RECORDS SHOWN:
□ □ □ □ □ □ □
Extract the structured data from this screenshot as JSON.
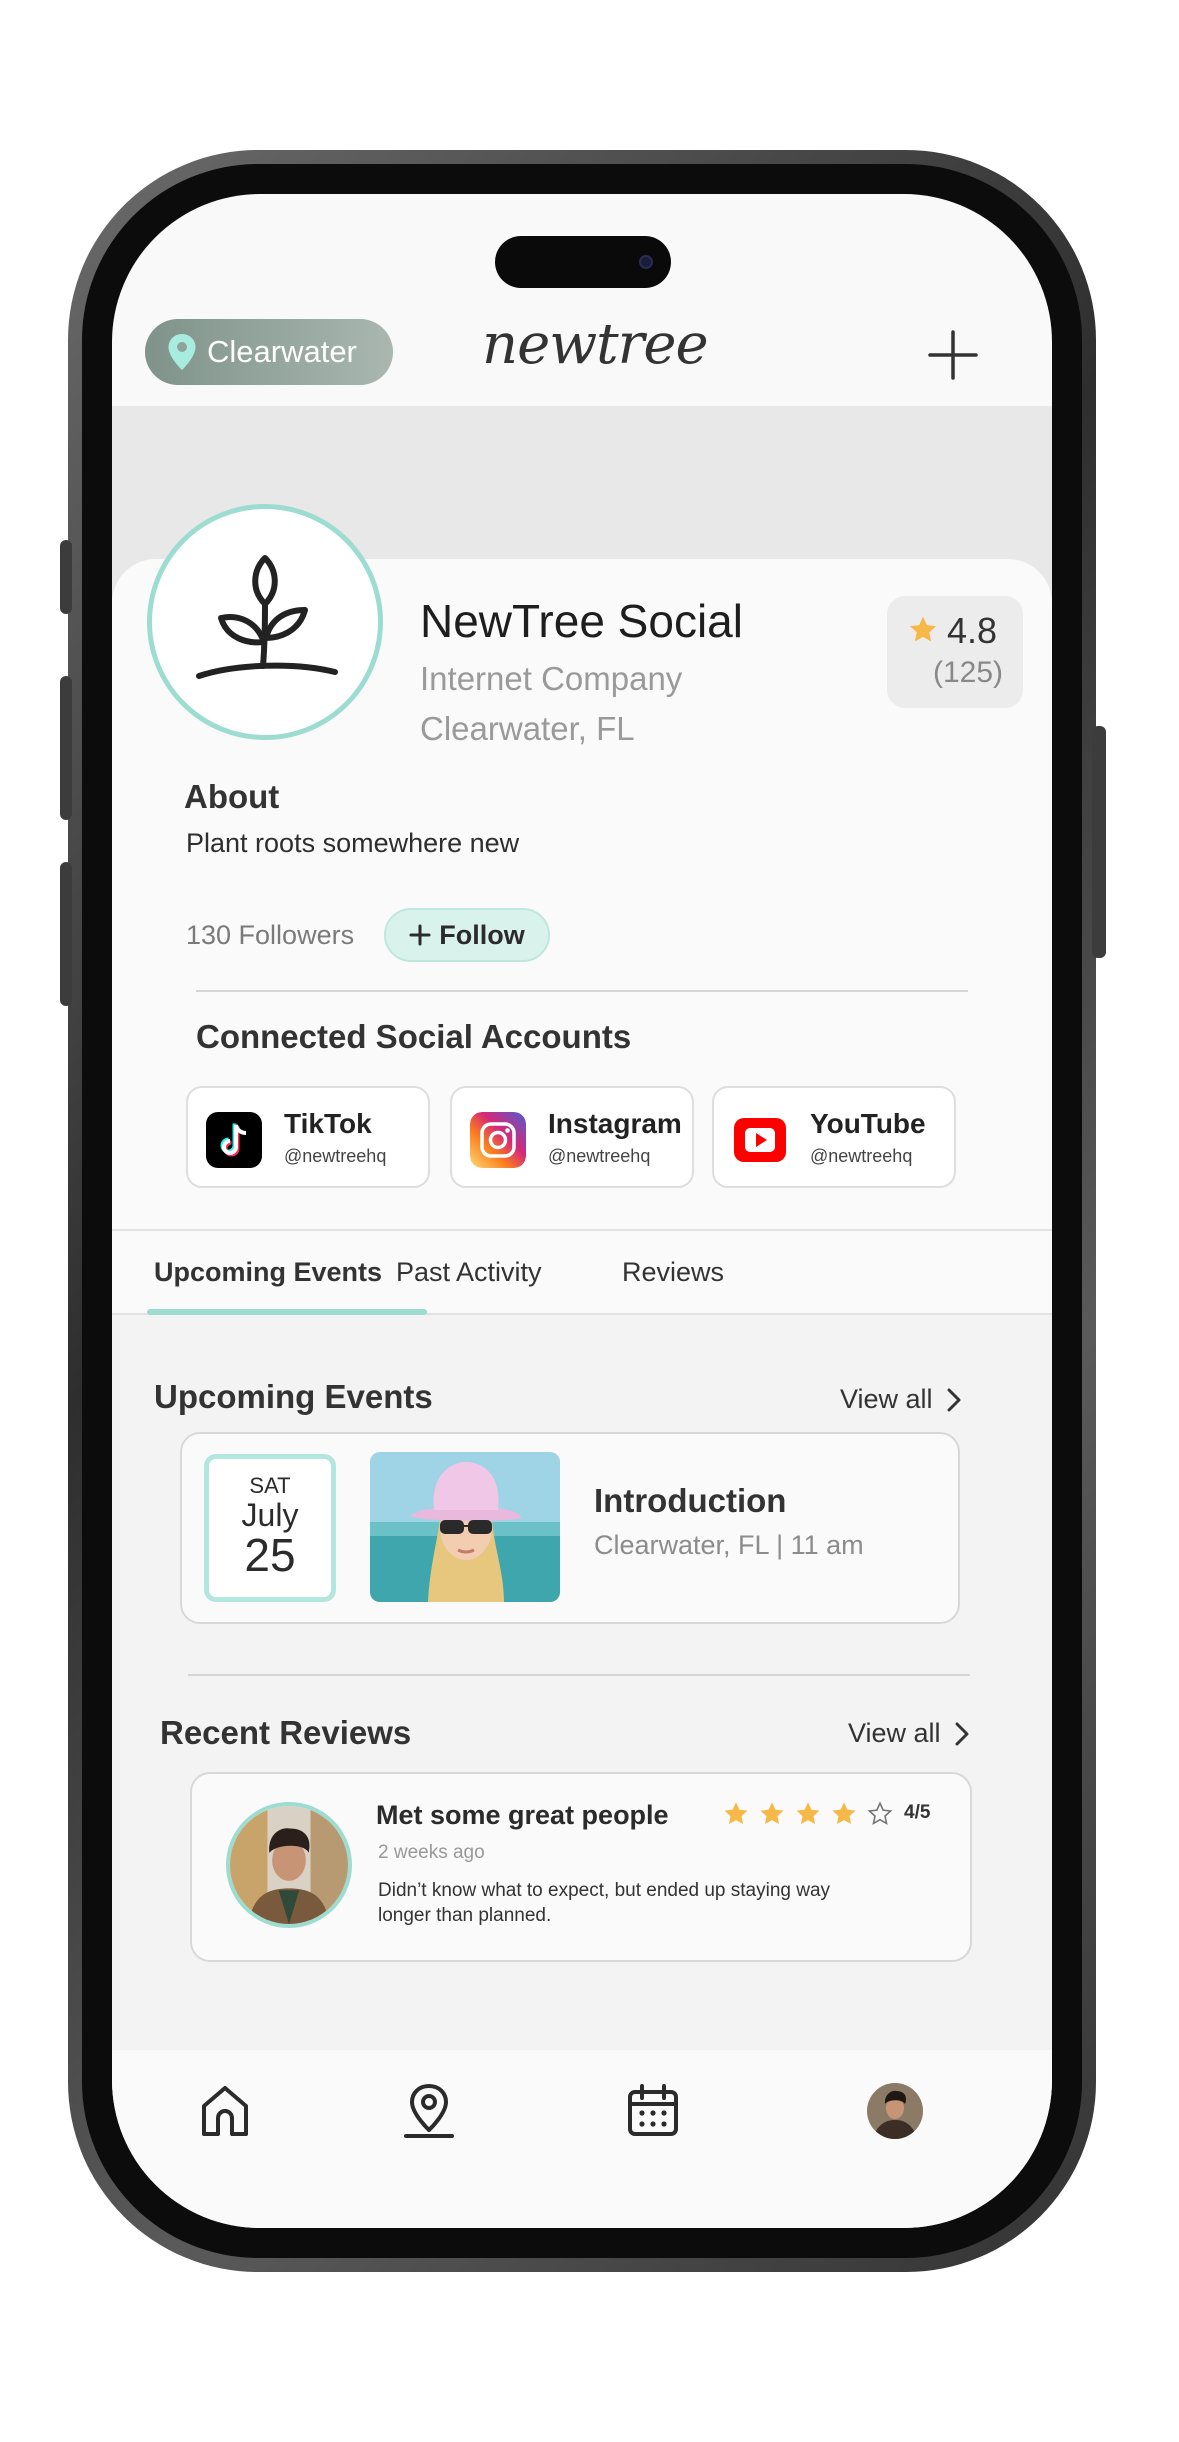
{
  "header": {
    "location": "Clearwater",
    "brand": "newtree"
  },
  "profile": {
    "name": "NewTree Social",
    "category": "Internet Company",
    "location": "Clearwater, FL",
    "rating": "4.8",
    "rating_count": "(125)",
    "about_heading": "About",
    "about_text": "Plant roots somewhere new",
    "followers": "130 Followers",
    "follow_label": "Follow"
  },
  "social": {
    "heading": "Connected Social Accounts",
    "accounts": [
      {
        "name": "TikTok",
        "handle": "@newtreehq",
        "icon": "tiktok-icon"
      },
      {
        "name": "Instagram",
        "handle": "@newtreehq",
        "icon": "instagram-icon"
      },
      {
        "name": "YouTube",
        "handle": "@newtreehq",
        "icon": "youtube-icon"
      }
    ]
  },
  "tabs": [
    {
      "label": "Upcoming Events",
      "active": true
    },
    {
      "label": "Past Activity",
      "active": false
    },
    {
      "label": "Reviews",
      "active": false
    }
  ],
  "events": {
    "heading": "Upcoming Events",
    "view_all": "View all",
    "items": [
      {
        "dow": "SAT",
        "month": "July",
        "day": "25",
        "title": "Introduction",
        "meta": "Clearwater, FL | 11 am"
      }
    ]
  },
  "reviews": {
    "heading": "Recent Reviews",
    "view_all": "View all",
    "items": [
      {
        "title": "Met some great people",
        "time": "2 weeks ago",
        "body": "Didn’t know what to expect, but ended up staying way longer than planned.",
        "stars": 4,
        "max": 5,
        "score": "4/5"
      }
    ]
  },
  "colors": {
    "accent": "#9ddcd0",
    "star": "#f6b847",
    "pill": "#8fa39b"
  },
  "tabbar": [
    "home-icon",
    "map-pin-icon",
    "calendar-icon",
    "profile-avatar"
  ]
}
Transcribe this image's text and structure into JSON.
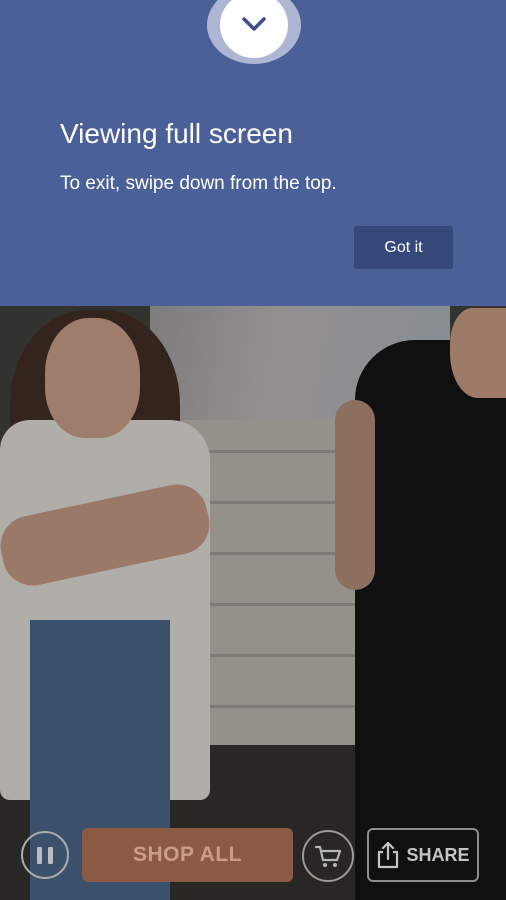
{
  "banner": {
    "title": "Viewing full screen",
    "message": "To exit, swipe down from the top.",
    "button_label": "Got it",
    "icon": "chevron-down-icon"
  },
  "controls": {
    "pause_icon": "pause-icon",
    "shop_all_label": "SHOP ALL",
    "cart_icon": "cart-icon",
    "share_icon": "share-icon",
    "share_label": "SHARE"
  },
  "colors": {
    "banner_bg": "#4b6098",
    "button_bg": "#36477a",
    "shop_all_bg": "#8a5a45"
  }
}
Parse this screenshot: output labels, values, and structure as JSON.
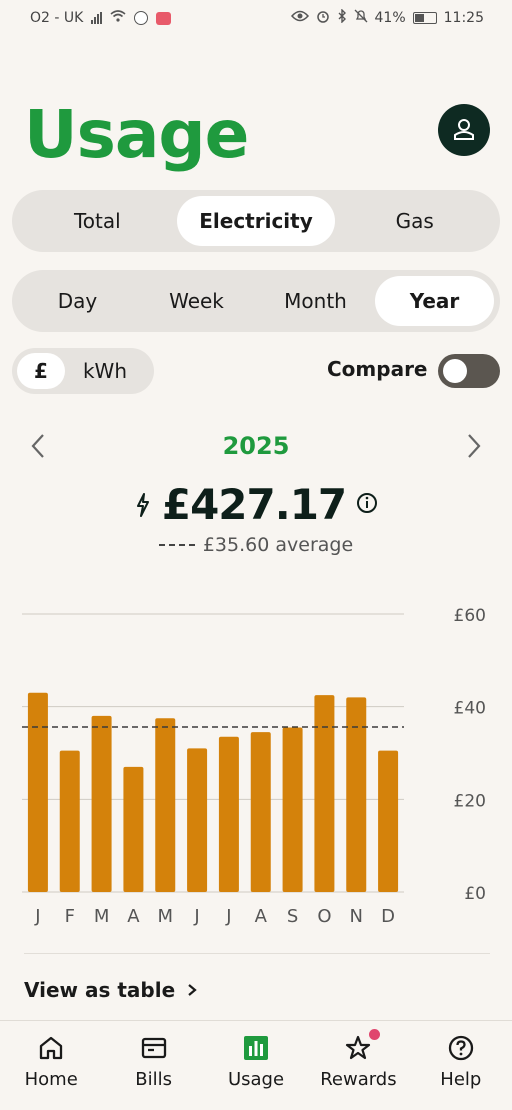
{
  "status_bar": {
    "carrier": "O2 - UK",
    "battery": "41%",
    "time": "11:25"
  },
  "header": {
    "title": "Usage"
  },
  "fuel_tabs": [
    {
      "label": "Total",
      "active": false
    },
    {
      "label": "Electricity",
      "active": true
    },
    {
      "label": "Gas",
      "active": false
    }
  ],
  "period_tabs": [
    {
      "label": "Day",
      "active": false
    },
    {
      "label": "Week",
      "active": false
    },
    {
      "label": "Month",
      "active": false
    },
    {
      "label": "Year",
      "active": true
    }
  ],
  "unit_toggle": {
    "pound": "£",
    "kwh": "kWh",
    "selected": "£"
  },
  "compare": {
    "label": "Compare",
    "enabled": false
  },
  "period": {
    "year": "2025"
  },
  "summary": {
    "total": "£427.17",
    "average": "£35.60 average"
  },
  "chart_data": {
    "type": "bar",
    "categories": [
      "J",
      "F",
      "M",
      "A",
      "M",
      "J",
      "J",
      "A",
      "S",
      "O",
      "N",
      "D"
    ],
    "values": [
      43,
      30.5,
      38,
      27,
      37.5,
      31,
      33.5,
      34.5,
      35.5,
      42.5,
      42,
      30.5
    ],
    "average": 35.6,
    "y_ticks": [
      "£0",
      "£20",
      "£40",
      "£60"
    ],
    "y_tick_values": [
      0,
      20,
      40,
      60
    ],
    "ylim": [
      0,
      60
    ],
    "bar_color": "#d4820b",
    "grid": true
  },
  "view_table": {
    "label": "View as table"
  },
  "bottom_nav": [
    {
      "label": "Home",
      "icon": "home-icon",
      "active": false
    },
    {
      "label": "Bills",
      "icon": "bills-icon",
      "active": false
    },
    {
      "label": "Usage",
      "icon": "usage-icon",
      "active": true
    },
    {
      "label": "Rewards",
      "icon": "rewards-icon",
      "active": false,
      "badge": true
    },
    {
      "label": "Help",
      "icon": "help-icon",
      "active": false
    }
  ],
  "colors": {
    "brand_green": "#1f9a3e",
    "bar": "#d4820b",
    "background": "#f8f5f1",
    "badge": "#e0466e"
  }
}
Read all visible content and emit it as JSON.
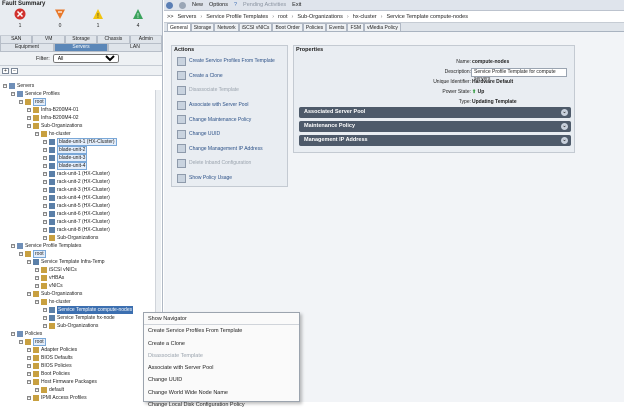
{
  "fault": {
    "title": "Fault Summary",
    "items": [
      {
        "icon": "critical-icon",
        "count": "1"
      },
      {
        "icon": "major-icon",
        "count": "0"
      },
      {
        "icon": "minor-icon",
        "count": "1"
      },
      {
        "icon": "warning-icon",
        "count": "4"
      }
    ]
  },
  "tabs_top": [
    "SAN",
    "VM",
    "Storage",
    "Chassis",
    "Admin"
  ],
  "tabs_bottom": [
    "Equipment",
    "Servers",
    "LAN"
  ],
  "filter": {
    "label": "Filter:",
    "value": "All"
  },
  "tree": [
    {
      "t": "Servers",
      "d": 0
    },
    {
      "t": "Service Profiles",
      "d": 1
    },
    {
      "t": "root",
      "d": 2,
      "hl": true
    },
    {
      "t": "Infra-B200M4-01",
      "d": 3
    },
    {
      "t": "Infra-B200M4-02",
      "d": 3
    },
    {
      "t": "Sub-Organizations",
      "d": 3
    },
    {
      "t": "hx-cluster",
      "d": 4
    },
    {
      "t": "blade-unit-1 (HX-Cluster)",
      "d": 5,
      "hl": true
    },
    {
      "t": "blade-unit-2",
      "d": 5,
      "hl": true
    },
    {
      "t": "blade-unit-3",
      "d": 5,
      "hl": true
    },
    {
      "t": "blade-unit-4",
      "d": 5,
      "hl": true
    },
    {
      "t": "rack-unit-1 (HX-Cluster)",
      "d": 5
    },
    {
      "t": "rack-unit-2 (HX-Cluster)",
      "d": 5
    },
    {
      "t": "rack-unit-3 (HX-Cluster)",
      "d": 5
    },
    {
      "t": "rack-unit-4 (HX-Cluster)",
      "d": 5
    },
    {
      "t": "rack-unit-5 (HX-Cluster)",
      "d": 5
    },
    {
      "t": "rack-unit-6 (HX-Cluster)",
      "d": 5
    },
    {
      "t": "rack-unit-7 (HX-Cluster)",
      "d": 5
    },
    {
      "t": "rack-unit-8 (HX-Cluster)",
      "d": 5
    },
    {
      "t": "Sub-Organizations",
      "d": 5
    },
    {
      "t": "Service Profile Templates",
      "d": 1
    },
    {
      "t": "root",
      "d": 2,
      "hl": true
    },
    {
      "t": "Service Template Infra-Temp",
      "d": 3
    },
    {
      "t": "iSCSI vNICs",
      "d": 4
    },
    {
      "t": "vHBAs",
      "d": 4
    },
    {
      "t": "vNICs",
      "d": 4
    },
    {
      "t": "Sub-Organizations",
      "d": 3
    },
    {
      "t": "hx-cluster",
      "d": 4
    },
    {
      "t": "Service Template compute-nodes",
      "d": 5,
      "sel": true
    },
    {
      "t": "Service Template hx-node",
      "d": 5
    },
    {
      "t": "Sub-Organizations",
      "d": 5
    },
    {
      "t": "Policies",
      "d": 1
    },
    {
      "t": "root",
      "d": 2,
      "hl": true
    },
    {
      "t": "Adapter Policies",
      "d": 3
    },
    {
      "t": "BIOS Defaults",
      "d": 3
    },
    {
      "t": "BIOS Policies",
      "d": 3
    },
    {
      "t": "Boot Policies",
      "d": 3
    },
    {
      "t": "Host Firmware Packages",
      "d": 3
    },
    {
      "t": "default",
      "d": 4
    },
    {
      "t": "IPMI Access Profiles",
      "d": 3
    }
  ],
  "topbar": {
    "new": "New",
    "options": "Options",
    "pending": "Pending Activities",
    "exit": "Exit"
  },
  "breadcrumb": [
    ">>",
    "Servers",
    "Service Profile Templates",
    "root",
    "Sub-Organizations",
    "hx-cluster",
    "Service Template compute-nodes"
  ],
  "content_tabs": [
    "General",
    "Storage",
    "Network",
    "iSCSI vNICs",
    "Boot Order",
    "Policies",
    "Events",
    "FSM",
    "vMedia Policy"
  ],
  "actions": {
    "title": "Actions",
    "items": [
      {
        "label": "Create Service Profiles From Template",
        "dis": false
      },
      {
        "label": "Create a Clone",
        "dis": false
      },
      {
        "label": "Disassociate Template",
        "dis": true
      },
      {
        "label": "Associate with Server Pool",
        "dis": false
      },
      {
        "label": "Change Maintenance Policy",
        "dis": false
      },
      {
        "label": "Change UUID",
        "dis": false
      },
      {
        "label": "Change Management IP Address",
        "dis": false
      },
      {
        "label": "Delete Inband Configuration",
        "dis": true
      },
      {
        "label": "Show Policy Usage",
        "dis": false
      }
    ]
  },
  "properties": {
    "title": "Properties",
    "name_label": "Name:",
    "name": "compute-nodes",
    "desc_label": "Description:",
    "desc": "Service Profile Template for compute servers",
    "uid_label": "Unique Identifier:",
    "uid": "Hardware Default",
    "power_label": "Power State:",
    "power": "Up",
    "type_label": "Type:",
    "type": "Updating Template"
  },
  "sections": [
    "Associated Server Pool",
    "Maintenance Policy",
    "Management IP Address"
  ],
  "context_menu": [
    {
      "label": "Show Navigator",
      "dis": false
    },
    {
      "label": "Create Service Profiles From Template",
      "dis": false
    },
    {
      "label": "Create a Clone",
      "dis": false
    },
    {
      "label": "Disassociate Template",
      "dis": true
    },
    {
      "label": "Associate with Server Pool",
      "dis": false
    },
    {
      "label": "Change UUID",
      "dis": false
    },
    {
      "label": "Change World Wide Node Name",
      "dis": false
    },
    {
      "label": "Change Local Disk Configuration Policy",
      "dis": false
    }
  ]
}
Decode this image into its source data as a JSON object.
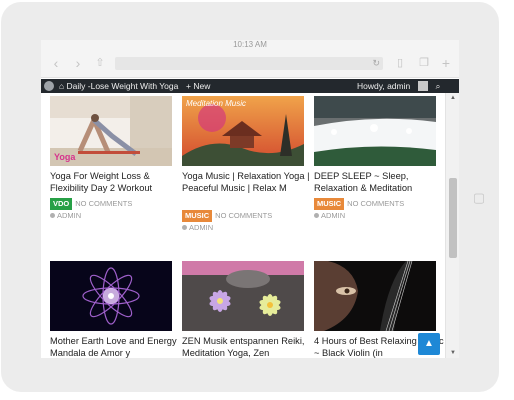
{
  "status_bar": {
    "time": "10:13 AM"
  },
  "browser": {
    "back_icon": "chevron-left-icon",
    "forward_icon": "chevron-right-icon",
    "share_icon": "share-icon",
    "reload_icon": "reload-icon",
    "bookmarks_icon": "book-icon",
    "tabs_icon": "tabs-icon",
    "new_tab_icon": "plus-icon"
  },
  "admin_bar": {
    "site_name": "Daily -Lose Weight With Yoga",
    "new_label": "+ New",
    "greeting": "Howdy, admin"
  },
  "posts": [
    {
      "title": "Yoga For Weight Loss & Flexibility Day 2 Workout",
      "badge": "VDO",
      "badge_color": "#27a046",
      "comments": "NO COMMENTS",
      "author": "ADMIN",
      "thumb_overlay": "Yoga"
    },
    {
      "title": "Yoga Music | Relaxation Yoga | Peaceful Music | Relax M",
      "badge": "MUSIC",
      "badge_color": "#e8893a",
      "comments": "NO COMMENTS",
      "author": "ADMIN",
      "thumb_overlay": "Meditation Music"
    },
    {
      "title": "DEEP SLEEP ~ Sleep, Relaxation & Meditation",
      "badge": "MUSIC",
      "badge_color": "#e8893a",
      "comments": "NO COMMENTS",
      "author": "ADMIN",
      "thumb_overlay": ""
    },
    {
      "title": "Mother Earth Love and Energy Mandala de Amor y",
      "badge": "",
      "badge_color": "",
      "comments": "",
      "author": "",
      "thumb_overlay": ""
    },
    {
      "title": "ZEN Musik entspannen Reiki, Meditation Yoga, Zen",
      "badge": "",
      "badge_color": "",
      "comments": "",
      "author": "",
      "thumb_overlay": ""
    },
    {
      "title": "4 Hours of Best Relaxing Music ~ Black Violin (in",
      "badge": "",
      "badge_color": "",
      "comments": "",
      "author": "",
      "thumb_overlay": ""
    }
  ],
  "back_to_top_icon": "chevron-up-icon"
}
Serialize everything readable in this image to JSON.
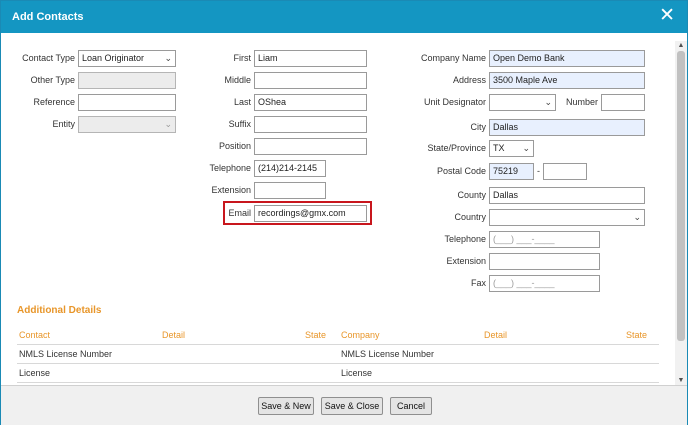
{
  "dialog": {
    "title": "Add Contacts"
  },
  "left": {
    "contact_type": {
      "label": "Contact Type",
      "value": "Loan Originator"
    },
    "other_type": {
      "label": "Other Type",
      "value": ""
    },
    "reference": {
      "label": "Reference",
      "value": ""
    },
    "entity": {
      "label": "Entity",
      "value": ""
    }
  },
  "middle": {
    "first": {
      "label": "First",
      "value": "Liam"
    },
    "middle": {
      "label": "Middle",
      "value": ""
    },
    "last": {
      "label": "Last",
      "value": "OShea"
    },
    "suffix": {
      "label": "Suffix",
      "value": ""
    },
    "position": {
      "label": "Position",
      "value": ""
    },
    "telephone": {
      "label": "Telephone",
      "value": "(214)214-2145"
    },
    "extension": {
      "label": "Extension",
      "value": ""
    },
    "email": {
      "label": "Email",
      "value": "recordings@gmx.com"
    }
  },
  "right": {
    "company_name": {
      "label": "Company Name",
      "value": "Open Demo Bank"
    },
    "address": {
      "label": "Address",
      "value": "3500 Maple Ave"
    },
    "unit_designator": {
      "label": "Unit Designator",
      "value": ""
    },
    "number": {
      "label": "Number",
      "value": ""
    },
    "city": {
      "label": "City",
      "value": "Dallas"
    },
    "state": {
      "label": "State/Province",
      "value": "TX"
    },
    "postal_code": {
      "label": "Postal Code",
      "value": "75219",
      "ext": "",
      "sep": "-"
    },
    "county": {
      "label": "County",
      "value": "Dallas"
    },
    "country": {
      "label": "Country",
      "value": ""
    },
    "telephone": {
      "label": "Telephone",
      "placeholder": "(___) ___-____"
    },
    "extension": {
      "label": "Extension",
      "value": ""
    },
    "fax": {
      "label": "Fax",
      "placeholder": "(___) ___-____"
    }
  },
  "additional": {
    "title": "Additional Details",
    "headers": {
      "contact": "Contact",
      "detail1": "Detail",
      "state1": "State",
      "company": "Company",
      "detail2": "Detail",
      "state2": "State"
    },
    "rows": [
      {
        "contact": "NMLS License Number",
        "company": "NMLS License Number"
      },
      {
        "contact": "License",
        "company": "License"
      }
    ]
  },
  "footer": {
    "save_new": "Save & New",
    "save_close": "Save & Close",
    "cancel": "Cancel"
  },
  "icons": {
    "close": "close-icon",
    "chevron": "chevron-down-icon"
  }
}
□ □ □ □ □ □ □
EXERCISE REQUIREMENTS:
Search the data above for the string "Infra" and copy each line that has it.

TASK RESPONSE:
      "t": "Infra-B200M4-01",
      "t": "Infra-B200M4-02",
      "t": "Service Template Infra-Temp",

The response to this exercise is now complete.